§ **SOURCE EXTRACT**

▼

I think Morris was right about that, and there is some irony in the fact that his pronouncement—the first half of it, anyway—has a distinctly Greenbergian ring to it. “Quality,” after all, was a prime enabling epithet for Greenberg and his circle. It was part of Greenberg’s Marxism and commitment to the idea of the avant-garde to link quality and innovation; it was part of his common sense to attenuate that link as he matured. Greenberg, like many other observers at the time, regarded Morris and the artists congregated around the American Abstract Artists (the AAA) as derivative lightweights. (“Bravura technical performances and nothing more,” wrote Robert Goldwater in 1947.) By the 1960s, however, Greenberg shelved the issue of originality and revised his overall judgment. The quality of American abstraction in the 1930s and 1940s, he acknowledged in “America Takes the Lead” (1965), “looks higher now than it did then.”
That was a significant admission for a critic as apodictically inclined as Greenberg. But it had little effect on the public reception of the work in question. The damage had been done. One of the great virtues of this exhibition of fifty-odd works by “The Park Avenue Cubists” is to redress the balance a bit. The nickname was bestowed by other members of the AAA on Morris and his socially distinguished friends. Gallatin was the great-grandson of Albert Gallatin, Secretary of the Treasury under Jefferson and Madison and a founder of New York University; Frelinghuysen was the granddaughter of another Secretary of State; Shaw was the heir to part of the Woolworth fortune; and Morris was a descendant of General Lewis Morris, a signer of the Declaration of Independence. The social and financial advantage the friends enjoyed was a source of admiration, envy, and resentment, especially during the bleak years of the Depression and in an art world firmly in the grip of Bohemian nostalgia.
As this exhibition shows, the Park Avenue Cubists were a supremely cultivated and urbane group, well-educated, widely travelled, sophisticated, and patrician in their tastes. Gallatin was an avid collector who owned important works by Picasso, Léger, Gris, and Braque. He established the Gallery of Living Art (later the Museum of Living Art) at NYU in 1927 in the space now occupied by the Grey Gallery. Morris was the first curator. Morris, Shaw, and Gallatin all wrote fetching and occasionally important criticism. (Shaw was also a poet, novelist, and journalist who wrote for Mencken’s Smart Set, The New Yorker, and Vanity Fair.) Gallatin and Morris co-founded and wrote for Plastique, a short-lived arts journal. Frelinghusyen, although remembered today primarily for her paintings and collages, was first of all an opera singer. She had a brief but apparently distinguished career with the New York City Opera: Virgil Thomson proclaimed her voice one of the “most outstanding for sheer vocal beauty.”

▲

§ **SET PROBLEM**
Carry the passage on the Park Avenue Cubists forward from the point where it stops. The data that follows is not needed.

§ **INFORMATION SUPPLIED**
▼

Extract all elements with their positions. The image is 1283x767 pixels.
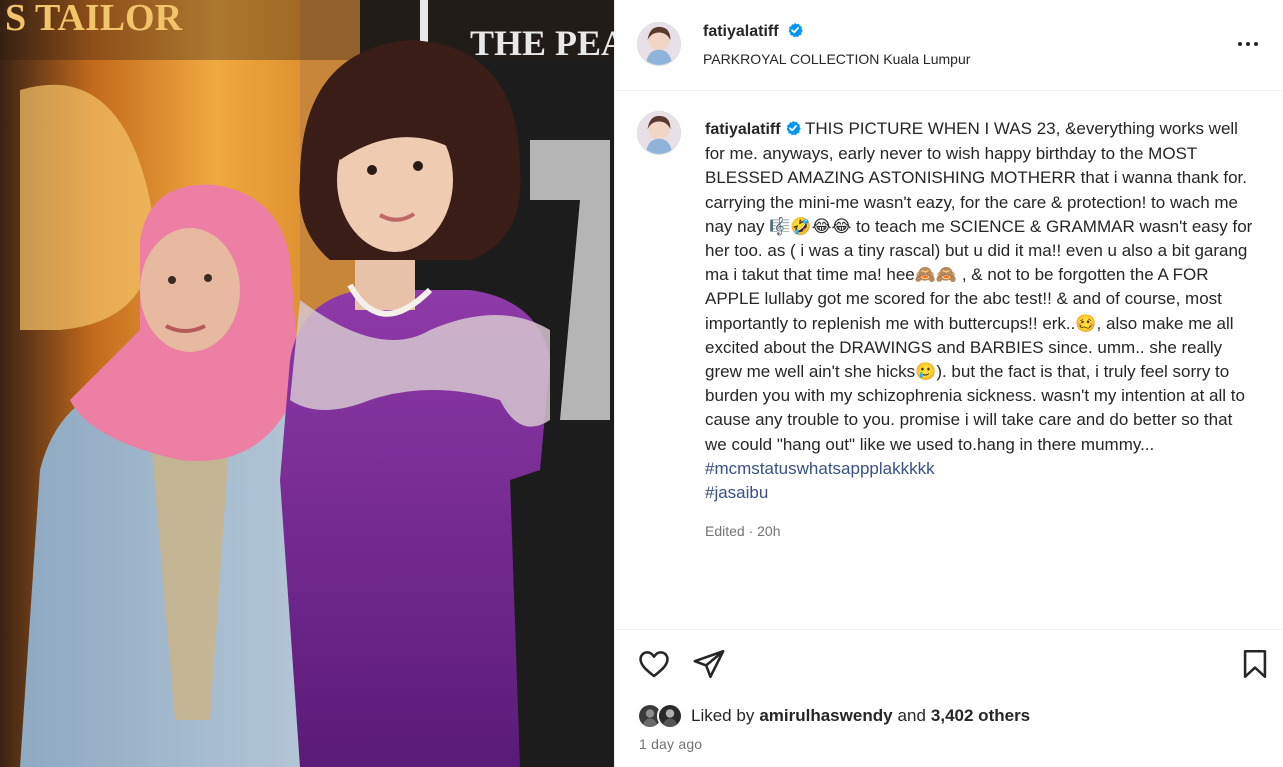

▲

§ **EXERCISE RESULT**
The work on view in this exhibition is of a piece with the lives of artists who created it: cultivated, adroit, tasteful, witty, urbane. It is vintage champagne enjoyed in crystal flutes by a small group of friends during a splendid dinner and conversation. Could it be deeper? Perhaps. Could it be more enjoyable? Not likely. This is technically accomplished American Cubism at its most effervescent. Some of it looks a bit dated—Shaw’s depiction of a package of Wrigley’s gum against an abstract cityscape, for example—but the inherent wit and visual insouciance remain intact. The high points of the exhibition are some of Morris’s compositions—especially New England Church (1935–6)—and Frelinghuysen’s splendidly deft works—Still Life (1944), Composition (1943), and (my favorite) Man in Café (1944).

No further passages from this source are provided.